● **To be done**
Copy out every line exactly as given.

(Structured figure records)
--------------------------------------------------

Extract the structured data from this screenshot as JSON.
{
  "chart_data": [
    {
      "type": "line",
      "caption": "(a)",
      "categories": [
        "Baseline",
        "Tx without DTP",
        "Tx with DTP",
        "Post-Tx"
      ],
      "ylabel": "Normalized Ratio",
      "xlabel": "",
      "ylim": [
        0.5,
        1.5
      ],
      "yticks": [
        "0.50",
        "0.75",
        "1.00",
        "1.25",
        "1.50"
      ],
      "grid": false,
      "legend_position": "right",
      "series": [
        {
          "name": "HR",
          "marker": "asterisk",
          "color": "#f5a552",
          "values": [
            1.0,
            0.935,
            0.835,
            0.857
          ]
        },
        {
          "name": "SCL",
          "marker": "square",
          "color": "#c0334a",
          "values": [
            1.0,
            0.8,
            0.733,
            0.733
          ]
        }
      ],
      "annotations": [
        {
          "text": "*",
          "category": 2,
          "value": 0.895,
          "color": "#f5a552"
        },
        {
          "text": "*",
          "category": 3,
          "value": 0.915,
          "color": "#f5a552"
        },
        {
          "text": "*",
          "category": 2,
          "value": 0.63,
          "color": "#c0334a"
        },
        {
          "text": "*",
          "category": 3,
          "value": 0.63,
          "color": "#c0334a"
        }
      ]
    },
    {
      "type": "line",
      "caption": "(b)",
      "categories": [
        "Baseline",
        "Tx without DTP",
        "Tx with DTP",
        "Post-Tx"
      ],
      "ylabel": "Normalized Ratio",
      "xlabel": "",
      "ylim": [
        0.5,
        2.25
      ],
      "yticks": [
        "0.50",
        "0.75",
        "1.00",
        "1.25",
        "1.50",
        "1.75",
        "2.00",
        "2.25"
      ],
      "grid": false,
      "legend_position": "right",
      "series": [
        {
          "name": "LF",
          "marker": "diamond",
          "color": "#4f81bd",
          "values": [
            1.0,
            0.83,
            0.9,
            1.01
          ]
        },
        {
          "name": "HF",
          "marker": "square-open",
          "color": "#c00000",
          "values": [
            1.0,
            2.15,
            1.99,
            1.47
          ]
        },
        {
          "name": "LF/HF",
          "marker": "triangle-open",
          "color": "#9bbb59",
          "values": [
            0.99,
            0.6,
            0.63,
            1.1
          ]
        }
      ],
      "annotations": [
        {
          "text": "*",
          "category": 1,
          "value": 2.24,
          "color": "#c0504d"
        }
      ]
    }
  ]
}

--------------------------------------------------

● **Expected output**
Extract the structured data from this screenshot as JSON.
{
  "chart_data": [
    {
      "type": "line",
      "caption": "(a)",
      "categories": [
        "Baseline",
        "Tx without DTP",
        "Tx with DTP",
        "Post-Tx"
      ],
      "ylabel": "Normalized Ratio",
      "xlabel": "",
      "ylim": [
        0.5,
        1.5
      ],
      "yticks": [
        "0.50",
        "0.75",
        "1.00",
        "1.25",
        "1.50"
      ],
      "grid": false,
      "legend_position": "right",
      "series": [
        {
          "name": "HR",
          "marker": "asterisk",
          "color": "#f5a552",
          "values": [
            1.0,
            0.935,
            0.835,
            0.857
          ]
        },
        {
          "name": "SCL",
          "marker": "square",
          "color": "#c0334a",
          "values": [
            1.0,
            0.8,
            0.733,
            0.733
          ]
        }
      ],
      "annotations": [
        {
          "text": "*",
          "category": 2,
          "value": 0.895,
          "color": "#f5a552"
        },
        {
          "text": "*",
          "category": 3,
          "value": 0.915,
          "color": "#f5a552"
        },
        {
          "text": "*",
          "category": 2,
          "value": 0.63,
          "color": "#c0334a"
        },
        {
          "text": "*",
          "category": 3,
          "value": 0.63,
          "color": "#c0334a"
        }
      ]
    },
    {
      "type": "line",
      "caption": "(b)",
      "categories": [
        "Baseline",
        "Tx without DTP",
        "Tx with DTP",
        "Post-Tx"
      ],
      "ylabel": "Normalized Ratio",
      "xlabel": "",
      "ylim": [
        0.5,
        2.25
      ],
      "yticks": [
        "0.50",
        "0.75",
        "1.00",
        "1.25",
        "1.50",
        "1.75",
        "2.00",
        "2.25"
      ],
      "grid": false,
      "legend_position": "right",
      "series": [
        {
          "name": "LF",
          "marker": "diamond",
          "color": "#4f81bd",
          "values": [
            1.0,
            0.83,
            0.9,
            1.01
          ]
        },
        {
          "name": "HF",
          "marker": "square-open",
          "color": "#c00000",
          "values": [
            1.0,
            2.15,
            1.99,
            1.47
          ]
        },
        {
          "name": "LF/HF",
          "marker": "triangle-open",
          "color": "#9bbb59",
          "values": [
            0.99,
            0.6,
            0.63,
            1.1
          ]
        }
      ],
      "annotations": [
        {
          "text": "*",
          "category": 1,
          "value": 2.24,
          "color": "#c0504d"
        }
      ]
    }
  ]
}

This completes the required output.